> _What is expected_:
Reproduce the records exactly.

> _Input data_:
....
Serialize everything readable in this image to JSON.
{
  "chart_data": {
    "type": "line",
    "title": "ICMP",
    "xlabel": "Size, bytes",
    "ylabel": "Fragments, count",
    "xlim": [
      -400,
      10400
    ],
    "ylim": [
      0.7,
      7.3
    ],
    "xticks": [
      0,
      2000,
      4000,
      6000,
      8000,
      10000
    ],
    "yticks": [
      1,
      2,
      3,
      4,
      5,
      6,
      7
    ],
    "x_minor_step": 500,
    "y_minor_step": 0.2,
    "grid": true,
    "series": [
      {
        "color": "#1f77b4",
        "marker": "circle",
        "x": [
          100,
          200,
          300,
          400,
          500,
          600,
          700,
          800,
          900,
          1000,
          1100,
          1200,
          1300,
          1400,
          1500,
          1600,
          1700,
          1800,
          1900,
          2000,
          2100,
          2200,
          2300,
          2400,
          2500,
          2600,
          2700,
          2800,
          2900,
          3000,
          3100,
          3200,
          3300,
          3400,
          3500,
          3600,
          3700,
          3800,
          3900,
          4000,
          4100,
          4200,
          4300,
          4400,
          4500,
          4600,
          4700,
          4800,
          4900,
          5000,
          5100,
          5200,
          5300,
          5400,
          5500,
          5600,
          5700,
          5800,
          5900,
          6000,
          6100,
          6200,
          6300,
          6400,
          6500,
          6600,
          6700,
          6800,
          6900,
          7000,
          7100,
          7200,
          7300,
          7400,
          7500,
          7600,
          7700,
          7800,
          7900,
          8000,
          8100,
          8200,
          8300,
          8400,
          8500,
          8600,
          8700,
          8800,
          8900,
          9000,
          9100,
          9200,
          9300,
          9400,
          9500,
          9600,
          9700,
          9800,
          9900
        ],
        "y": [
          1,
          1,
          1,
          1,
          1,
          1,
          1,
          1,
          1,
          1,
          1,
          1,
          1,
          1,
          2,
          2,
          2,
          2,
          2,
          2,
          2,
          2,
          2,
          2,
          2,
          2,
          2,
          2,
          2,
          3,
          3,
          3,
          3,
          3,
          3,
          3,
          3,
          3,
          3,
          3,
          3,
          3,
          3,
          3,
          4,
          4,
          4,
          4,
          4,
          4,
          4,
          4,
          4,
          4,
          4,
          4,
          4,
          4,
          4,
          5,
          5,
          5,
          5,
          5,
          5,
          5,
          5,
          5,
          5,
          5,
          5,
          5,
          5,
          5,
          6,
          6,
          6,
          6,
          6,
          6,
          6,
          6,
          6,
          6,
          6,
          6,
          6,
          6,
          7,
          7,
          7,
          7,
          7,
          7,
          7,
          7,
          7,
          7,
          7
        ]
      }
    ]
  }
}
....
> _Completed task_:
Serialize everything readable in this image to JSON.
{
  "chart_data": {
    "type": "line",
    "title": "ICMP",
    "xlabel": "Size, bytes",
    "ylabel": "Fragments, count",
    "xlim": [
      -400,
      10400
    ],
    "ylim": [
      0.7,
      7.3
    ],
    "xticks": [
      0,
      2000,
      4000,
      6000,
      8000,
      10000
    ],
    "yticks": [
      1,
      2,
      3,
      4,
      5,
      6,
      7
    ],
    "x_minor_step": 500,
    "y_minor_step": 0.2,
    "grid": true,
    "series": [
      {
        "color": "#1f77b4",
        "marker": "circle",
        "x": [
          100,
          200,
          300,
          400,
          500,
          600,
          700,
          800,
          900,
          1000,
          1100,
          1200,
          1300,
          1400,
          1500,
          1600,
          1700,
          1800,
          1900,
          2000,
          2100,
          2200,
          2300,
          2400,
          2500,
          2600,
          2700,
          2800,
          2900,
          3000,
          3100,
          3200,
          3300,
          3400,
          3500,
          3600,
          3700,
          3800,
          3900,
          4000,
          4100,
          4200,
          4300,
          4400,
          4500,
          4600,
          4700,
          4800,
          4900,
          5000,
          5100,
          5200,
          5300,
          5400,
          5500,
          5600,
          5700,
          5800,
          5900,
          6000,
          6100,
          6200,
          6300,
          6400,
          6500,
          6600,
          6700,
          6800,
          6900,
          7000,
          7100,
          7200,
          7300,
          7400,
          7500,
          7600,
          7700,
          7800,
          7900,
          8000,
          8100,
          8200,
          8300,
          8400,
          8500,
          8600,
          8700,
          8800,
          8900,
          9000,
          9100,
          9200,
          9300,
          9400,
          9500,
          9600,
          9700,
          9800,
          9900
        ],
        "y": [
          1,
          1,
          1,
          1,
          1,
          1,
          1,
          1,
          1,
          1,
          1,
          1,
          1,
          1,
          2,
          2,
          2,
          2,
          2,
          2,
          2,
          2,
          2,
          2,
          2,
          2,
          2,
          2,
          2,
          3,
          3,
          3,
          3,
          3,
          3,
          3,
          3,
          3,
          3,
          3,
          3,
          3,
          3,
          3,
          4,
          4,
          4,
          4,
          4,
          4,
          4,
          4,
          4,
          4,
          4,
          4,
          4,
          4,
          4,
          5,
          5,
          5,
          5,
          5,
          5,
          5,
          5,
          5,
          5,
          5,
          5,
          5,
          5,
          5,
          6,
          6,
          6,
          6,
          6,
          6,
          6,
          6,
          6,
          6,
          6,
          6,
          6,
          6,
          7,
          7,
          7,
          7,
          7,
          7,
          7,
          7,
          7,
          7,
          7
        ]
      }
    ]
  }
}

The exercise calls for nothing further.